Aim of the task: Only the lines from the one containing "Decode this image" through the end of the entries should be repeated, exactly as they appear, first and last included.

>>>

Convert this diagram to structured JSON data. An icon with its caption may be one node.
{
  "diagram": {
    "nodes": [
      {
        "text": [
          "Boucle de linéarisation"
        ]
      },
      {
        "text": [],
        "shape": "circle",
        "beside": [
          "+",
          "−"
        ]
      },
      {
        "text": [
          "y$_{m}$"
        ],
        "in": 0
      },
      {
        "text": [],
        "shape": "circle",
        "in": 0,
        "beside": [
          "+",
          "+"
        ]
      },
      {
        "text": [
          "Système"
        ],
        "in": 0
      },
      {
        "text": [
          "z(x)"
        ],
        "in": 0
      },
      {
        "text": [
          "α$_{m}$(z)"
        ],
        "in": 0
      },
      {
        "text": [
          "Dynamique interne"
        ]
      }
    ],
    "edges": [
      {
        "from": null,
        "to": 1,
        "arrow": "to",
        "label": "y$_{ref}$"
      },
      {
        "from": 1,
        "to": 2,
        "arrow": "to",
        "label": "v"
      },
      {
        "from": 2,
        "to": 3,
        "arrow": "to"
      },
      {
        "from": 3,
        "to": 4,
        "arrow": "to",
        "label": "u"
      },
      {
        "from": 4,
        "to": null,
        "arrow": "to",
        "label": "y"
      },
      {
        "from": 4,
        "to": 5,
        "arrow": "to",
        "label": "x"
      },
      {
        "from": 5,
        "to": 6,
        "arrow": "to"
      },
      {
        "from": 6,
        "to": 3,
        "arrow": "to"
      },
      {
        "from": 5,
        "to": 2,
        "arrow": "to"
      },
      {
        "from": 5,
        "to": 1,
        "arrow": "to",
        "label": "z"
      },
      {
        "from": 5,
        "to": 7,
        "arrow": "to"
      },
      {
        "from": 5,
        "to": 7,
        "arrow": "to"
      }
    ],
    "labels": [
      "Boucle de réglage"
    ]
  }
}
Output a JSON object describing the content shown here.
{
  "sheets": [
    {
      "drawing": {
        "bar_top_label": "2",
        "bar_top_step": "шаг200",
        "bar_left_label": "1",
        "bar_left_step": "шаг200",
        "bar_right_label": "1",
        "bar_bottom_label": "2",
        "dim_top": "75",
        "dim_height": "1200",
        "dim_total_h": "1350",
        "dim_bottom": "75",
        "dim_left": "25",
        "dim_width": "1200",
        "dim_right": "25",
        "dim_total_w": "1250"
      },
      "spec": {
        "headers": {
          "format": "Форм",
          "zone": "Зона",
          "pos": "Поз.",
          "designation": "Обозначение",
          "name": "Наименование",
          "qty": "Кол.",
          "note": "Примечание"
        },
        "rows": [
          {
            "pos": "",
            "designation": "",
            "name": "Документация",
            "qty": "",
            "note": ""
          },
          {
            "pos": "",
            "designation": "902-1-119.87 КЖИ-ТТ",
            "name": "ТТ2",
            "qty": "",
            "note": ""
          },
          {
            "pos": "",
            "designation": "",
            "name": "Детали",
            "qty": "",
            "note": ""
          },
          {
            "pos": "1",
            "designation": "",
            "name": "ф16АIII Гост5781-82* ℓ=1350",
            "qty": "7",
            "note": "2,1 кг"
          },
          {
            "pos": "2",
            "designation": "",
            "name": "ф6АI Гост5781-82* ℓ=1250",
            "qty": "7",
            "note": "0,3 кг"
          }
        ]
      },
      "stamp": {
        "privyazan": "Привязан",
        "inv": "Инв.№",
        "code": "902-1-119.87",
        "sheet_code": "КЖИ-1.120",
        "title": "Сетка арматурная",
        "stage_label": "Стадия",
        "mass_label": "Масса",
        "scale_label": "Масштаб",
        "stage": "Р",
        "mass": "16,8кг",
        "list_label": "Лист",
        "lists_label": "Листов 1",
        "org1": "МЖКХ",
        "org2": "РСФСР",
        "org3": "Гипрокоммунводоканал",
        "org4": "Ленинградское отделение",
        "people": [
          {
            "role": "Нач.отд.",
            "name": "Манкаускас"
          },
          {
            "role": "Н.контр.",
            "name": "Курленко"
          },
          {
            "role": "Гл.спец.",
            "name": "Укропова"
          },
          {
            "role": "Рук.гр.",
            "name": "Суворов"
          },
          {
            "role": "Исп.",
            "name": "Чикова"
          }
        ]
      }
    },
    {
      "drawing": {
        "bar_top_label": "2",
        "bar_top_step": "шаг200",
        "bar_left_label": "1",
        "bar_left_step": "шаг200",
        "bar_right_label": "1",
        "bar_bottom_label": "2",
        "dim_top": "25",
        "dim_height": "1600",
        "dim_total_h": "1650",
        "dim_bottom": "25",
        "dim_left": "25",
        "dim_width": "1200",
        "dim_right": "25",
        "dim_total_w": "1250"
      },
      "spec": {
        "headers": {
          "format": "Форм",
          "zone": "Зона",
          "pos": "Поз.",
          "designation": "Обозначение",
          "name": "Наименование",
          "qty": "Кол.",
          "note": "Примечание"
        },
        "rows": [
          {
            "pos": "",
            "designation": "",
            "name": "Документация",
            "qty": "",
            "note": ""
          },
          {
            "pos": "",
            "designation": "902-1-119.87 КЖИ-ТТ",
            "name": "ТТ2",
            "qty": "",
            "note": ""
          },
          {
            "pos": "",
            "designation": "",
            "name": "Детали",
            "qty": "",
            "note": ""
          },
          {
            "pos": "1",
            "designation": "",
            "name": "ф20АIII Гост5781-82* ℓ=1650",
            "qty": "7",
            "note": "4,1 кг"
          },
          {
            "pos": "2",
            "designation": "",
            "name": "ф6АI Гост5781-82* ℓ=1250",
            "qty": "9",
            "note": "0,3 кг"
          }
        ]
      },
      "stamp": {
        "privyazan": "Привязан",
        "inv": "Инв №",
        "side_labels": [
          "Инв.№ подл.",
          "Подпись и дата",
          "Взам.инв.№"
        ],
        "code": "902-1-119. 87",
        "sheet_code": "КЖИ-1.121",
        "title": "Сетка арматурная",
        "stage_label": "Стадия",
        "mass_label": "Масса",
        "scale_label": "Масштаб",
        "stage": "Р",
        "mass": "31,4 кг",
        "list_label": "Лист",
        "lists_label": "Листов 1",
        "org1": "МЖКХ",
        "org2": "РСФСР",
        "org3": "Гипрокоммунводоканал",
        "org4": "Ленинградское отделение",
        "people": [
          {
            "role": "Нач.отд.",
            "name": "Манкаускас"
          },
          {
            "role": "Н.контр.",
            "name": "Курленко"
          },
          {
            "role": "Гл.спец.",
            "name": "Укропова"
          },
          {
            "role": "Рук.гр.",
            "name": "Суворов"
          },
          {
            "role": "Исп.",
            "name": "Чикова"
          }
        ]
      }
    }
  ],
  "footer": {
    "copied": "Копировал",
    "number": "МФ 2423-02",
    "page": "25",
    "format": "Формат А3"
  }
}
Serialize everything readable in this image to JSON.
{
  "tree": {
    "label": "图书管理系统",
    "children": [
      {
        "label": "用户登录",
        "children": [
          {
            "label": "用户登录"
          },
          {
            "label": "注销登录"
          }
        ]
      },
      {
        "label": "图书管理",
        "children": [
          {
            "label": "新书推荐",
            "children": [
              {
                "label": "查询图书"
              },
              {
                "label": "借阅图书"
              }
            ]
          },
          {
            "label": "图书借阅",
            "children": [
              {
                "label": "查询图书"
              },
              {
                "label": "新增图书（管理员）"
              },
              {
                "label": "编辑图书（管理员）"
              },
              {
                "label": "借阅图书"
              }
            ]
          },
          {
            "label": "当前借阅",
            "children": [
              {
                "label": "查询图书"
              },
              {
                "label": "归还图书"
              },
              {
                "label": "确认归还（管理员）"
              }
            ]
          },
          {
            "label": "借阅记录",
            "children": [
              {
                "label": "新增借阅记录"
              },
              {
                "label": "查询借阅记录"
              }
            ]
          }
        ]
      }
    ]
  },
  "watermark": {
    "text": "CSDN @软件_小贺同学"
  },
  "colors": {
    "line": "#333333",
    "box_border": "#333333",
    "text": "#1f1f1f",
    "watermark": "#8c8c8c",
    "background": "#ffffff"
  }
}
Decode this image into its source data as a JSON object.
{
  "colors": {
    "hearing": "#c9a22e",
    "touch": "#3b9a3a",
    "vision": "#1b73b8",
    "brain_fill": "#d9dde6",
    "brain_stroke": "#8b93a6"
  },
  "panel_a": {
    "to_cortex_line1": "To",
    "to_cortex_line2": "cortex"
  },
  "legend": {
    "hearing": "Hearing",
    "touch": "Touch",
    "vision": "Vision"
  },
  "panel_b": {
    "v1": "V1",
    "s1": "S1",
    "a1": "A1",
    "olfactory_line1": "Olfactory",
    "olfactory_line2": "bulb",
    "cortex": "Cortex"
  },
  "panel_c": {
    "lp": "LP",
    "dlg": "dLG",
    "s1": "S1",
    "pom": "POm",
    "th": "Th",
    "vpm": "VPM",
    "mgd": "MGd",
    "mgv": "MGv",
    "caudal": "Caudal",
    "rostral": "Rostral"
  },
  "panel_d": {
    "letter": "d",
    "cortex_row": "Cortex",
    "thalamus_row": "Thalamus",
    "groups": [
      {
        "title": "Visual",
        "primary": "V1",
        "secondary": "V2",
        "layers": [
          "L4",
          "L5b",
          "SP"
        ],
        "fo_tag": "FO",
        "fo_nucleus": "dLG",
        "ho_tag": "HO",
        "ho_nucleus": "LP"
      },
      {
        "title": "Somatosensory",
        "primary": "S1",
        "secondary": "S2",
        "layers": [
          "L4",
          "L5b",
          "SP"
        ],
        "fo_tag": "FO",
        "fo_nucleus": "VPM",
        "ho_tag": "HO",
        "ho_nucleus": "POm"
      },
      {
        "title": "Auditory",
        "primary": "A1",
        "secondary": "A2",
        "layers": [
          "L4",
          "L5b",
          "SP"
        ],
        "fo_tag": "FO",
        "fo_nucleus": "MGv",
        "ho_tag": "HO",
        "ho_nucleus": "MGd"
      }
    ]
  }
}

<<<

Worked solution:
Decode this image into its source data as a JSON object.
{
  "colors": {
    "hearing": "#c9a22e",
    "touch": "#3b9a3a",
    "vision": "#1b73b8",
    "brain_fill": "#d9dde6",
    "brain_stroke": "#8b93a6"
  },
  "panel_a": {
    "to_cortex_line1": "To",
    "to_cortex_line2": "cortex"
  },
  "legend": {
    "hearing": "Hearing",
    "touch": "Touch",
    "vision": "Vision"
  },
  "panel_b": {
    "v1": "V1",
    "s1": "S1",
    "a1": "A1",
    "olfactory_line1": "Olfactory",
    "olfactory_line2": "bulb",
    "cortex": "Cortex"
  },
  "panel_c": {
    "lp": "LP",
    "dlg": "dLG",
    "s1": "S1",
    "pom": "POm",
    "th": "Th",
    "vpm": "VPM",
    "mgd": "MGd",
    "mgv": "MGv",
    "caudal": "Caudal",
    "rostral": "Rostral"
  },
  "panel_d": {
    "letter": "d",
    "cortex_row": "Cortex",
    "thalamus_row": "Thalamus",
    "groups": [
      {
        "title": "Visual",
        "primary": "V1",
        "secondary": "V2",
        "layers": [
          "L4",
          "L5b",
          "SP"
        ],
        "fo_tag": "FO",
        "fo_nucleus": "dLG",
        "ho_tag": "HO",
        "ho_nucleus": "LP"
      },
      {
        "title": "Somatosensory",
        "primary": "S1",
        "secondary": "S2",
        "layers": [
          "L4",
          "L5b",
          "SP"
        ],
        "fo_tag": "FO",
        "fo_nucleus": "VPM",
        "ho_tag": "HO",
        "ho_nucleus": "POm"
      },
      {
        "title": "Auditory",
        "primary": "A1",
        "secondary": "A2",
        "layers": [
          "L4",
          "L5b",
          "SP"
        ],
        "fo_tag": "FO",
        "fo_nucleus": "MGv",
        "ho_tag": "HO",
        "ho_nucleus": "MGd"
      }
    ]
  }
}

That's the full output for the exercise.